(Collected data)
════════════════════

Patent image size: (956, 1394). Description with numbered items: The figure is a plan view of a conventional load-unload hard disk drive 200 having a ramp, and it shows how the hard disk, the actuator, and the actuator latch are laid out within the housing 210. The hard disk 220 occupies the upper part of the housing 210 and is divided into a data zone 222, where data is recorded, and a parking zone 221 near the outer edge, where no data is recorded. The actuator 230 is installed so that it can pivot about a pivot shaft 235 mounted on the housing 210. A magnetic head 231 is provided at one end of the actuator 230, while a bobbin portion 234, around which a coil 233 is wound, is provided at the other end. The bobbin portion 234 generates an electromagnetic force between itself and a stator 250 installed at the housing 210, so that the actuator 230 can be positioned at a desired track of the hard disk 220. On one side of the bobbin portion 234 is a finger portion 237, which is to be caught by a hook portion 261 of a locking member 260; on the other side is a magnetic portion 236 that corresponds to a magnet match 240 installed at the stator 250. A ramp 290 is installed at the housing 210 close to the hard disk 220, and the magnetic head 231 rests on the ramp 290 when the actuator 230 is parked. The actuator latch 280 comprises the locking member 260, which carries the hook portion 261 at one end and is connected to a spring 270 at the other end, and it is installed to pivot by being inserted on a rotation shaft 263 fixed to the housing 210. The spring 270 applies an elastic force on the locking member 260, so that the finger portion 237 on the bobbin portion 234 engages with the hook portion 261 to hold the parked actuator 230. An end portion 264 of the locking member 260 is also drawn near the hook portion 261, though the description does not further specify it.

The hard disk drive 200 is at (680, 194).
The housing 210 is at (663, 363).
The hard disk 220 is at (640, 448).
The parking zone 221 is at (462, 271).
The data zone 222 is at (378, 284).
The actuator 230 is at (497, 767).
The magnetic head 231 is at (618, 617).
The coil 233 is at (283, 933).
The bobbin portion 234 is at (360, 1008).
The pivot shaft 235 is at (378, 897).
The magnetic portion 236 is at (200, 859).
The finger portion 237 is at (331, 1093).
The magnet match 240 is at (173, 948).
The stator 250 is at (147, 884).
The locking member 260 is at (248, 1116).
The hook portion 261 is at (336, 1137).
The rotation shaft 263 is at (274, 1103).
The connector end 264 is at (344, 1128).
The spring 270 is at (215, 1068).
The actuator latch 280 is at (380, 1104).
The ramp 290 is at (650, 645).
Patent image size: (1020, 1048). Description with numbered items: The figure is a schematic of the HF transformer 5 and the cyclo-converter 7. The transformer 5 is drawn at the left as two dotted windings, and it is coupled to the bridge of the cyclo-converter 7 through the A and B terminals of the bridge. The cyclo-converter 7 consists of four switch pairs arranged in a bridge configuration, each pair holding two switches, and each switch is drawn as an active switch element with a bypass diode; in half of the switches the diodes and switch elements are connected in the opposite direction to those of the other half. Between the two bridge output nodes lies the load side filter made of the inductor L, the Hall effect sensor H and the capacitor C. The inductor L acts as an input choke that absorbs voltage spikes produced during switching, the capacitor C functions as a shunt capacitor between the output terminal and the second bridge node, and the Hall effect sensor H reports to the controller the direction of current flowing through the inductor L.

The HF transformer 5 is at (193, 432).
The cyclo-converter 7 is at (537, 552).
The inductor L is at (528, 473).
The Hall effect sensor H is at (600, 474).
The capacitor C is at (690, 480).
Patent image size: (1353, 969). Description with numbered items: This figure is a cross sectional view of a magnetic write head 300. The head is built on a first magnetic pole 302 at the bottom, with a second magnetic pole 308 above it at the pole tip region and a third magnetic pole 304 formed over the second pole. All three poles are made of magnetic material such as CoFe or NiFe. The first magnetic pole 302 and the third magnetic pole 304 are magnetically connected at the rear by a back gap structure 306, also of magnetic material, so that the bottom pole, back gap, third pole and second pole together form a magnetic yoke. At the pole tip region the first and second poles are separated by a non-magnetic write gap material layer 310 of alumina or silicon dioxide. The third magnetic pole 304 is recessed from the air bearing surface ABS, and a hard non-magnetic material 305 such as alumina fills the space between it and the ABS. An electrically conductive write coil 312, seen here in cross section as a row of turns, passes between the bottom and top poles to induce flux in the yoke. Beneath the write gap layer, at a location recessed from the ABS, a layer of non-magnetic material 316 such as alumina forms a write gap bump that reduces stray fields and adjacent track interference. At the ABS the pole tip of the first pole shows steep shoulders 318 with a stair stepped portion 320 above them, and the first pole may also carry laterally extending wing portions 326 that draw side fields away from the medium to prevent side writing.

════════════════════

Output as a JSON list of strings the lines starting with the one containing "Patent image size: (1020, 1048)." and going through the one containing "The inductor L is at (528, 473).", one string per line, skipping blank lines.

[
  "Patent image size: (1020, 1048). Description with numbered items: The figure is a schematic of the HF transformer 5 and the cyclo-converter 7. The transformer 5 is drawn at the left as two dotted windings, and it is coupled to the bridge of the cyclo-converter 7 through the A and B terminals of the bridge. The cyclo-converter 7 consists of four switch pairs arranged in a bridge configuration, each pair holding two switches, and each switch is drawn as an active switch element with a bypass diode; in half of the switches the diodes and switch elements are connected in the opposite direction to those of the other half. Between the two bridge output nodes lies the load side filter made of the inductor L, the Hall effect sensor H and the capacitor C. The inductor L acts as an input choke that absorbs voltage spikes produced during switching, the capacitor C functions as a shunt capacitor between the output terminal and the second bridge node, and the Hall effect sensor H reports to the controller the direction of current flowing through the inductor L.",
  "The HF transformer 5 is at (193, 432).",
  "The cyclo-converter 7 is at (537, 552).",
  "The inductor L is at (528, 473)."
]